-- Start --
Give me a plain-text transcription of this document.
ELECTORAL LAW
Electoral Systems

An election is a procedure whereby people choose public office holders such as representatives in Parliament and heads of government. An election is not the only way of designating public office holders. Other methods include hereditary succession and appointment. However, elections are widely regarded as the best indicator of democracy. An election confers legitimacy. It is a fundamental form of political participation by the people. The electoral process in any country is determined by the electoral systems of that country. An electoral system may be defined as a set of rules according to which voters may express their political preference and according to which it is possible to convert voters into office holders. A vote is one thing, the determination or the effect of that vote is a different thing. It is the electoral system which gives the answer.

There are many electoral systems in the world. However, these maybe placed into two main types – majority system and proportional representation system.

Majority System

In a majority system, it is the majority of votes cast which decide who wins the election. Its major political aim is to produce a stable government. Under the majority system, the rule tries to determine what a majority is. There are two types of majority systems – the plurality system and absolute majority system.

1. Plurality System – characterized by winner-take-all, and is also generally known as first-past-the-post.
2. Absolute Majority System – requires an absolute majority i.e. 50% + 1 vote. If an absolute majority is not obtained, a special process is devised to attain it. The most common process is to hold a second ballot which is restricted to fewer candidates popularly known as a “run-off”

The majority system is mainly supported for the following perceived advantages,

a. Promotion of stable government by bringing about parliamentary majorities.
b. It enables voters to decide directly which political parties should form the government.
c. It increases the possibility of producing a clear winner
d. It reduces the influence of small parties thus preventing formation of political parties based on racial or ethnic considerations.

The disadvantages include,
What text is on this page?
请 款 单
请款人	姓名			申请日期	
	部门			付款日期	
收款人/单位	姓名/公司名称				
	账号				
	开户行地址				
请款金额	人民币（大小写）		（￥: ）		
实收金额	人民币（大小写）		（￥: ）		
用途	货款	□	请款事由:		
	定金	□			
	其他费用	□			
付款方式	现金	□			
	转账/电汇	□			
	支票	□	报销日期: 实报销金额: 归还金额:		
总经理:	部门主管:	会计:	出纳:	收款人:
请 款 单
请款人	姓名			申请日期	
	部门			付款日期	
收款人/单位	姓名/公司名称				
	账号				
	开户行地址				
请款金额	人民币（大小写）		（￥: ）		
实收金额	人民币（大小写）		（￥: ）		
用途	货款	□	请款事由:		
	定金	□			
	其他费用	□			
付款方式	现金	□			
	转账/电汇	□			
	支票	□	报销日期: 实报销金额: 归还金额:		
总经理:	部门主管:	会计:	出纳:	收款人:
-- End --
YOUR TASK
Lines that include the word "government" — how many are there in the data? Answer with the number alone.

SOLUTION TO THIS TASK
4